# Stored items
※

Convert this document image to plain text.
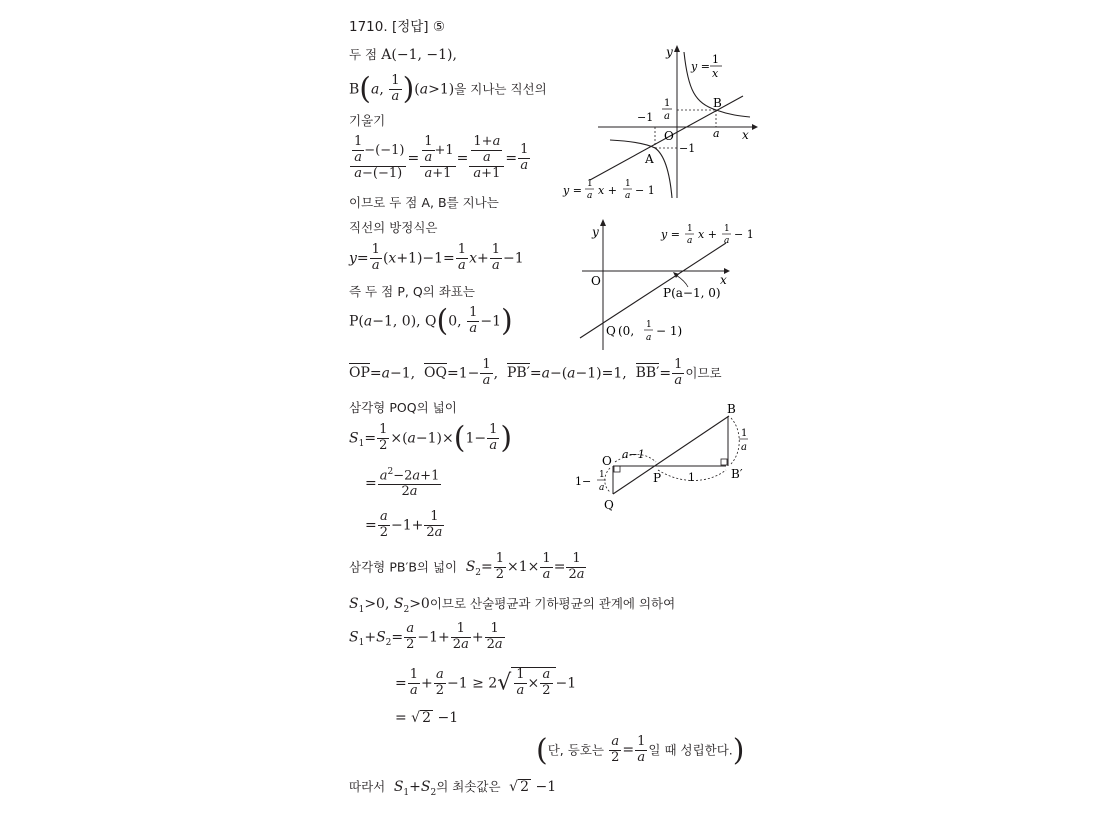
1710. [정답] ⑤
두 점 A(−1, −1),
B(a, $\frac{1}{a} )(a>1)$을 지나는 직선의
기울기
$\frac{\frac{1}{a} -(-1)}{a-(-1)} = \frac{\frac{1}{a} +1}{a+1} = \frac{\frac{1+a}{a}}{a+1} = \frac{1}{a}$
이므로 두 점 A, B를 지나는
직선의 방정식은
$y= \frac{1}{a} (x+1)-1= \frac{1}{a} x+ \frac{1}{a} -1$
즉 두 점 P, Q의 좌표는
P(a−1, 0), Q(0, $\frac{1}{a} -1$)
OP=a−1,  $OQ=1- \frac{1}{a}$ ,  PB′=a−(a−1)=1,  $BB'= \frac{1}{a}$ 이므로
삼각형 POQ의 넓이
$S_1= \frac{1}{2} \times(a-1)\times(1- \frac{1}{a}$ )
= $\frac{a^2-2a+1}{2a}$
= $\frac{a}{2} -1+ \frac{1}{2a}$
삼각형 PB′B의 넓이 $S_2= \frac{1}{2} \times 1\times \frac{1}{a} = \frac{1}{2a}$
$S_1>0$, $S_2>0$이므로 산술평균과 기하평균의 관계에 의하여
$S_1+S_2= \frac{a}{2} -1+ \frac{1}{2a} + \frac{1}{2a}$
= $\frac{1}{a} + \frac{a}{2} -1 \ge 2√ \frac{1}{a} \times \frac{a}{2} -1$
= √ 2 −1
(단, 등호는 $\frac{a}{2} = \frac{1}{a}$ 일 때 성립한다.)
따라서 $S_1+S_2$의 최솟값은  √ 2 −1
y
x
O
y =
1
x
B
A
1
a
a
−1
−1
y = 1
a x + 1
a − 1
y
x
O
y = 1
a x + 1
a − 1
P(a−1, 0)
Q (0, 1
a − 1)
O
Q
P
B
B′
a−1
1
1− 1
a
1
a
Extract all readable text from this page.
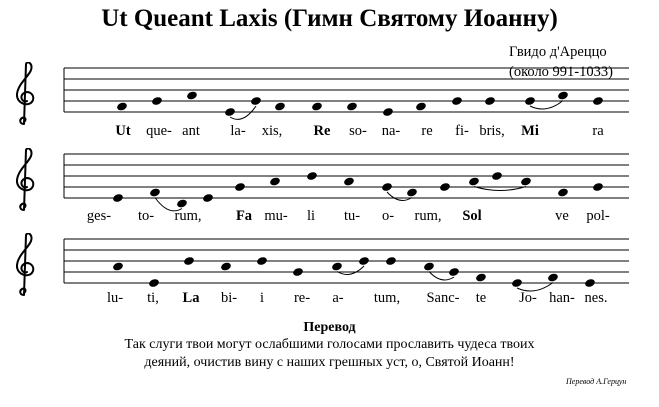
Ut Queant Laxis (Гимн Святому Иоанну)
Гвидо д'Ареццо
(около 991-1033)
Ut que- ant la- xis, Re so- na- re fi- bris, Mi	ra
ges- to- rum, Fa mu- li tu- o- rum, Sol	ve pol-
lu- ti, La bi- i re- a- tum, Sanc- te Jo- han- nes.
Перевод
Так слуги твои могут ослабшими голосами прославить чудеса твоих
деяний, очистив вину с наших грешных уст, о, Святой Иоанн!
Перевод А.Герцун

※

# Aim
Copy each line exactly, and leave the pictures out of your copy.

# Correct result
Convert this document image to plain text.
1710. [정답] ⑤
두 점 A(−1, −1),
B(a, $\frac{1}{a} )(a>1)$을 지나는 직선의
기울기
$\frac{\frac{1}{a} -(-1)}{a-(-1)} = \frac{\frac{1}{a} +1}{a+1} = \frac{\frac{1+a}{a}}{a+1} = \frac{1}{a}$
이므로 두 점 A, B를 지나는
직선의 방정식은
$y= \frac{1}{a} (x+1)-1= \frac{1}{a} x+ \frac{1}{a} -1$
즉 두 점 P, Q의 좌표는
P(a−1, 0), Q(0, $\frac{1}{a} -1$)
OP=a−1,  $OQ=1- \frac{1}{a}$ ,  PB′=a−(a−1)=1,  $BB'= \frac{1}{a}$ 이므로
삼각형 POQ의 넓이
$S_1= \frac{1}{2} \times(a-1)\times(1- \frac{1}{a}$ )
= $\frac{a^2-2a+1}{2a}$
= $\frac{a}{2} -1+ \frac{1}{2a}$
삼각형 PB′B의 넓이 $S_2= \frac{1}{2} \times 1\times \frac{1}{a} = \frac{1}{2a}$
$S_1>0$, $S_2>0$이므로 산술평균과 기하평균의 관계에 의하여
$S_1+S_2= \frac{a}{2} -1+ \frac{1}{2a} + \frac{1}{2a}$
= $\frac{1}{a} + \frac{a}{2} -1 \ge 2√ \frac{1}{a} \times \frac{a}{2} -1$
= √ 2 −1
(단, 등호는 $\frac{a}{2} = \frac{1}{a}$ 일 때 성립한다.)
따라서 $S_1+S_2$의 최솟값은  √ 2 −1
y
x
O
y =
1
x
B
A
1
a
a
−1
−1
y = 1
a x + 1
a − 1
y
x
O
y = 1
a x + 1
a − 1
P(a−1, 0)
Q (0, 1
a − 1)
O
Q
P
B
B′
a−1
1
1− 1
a
1
a
Extract all readable text from this page.
Ut Queant Laxis (Гимн Святому Иоанну)
Гвидо д'Ареццо
(около 991-1033)
Ut que- ant la- xis, Re so- na- re fi- bris, Mi	ra
ges- to- rum, Fa mu- li tu- o- rum, Sol	ve pol-
lu- ti, La bi- i re- a- tum, Sanc- te Jo- han- nes.
Перевод
Так слуги твои могут ослабшими голосами прославить чудеса твоих
деяний, очистив вину с наших грешных уст, о, Святой Иоанн!
Перевод А.Герцун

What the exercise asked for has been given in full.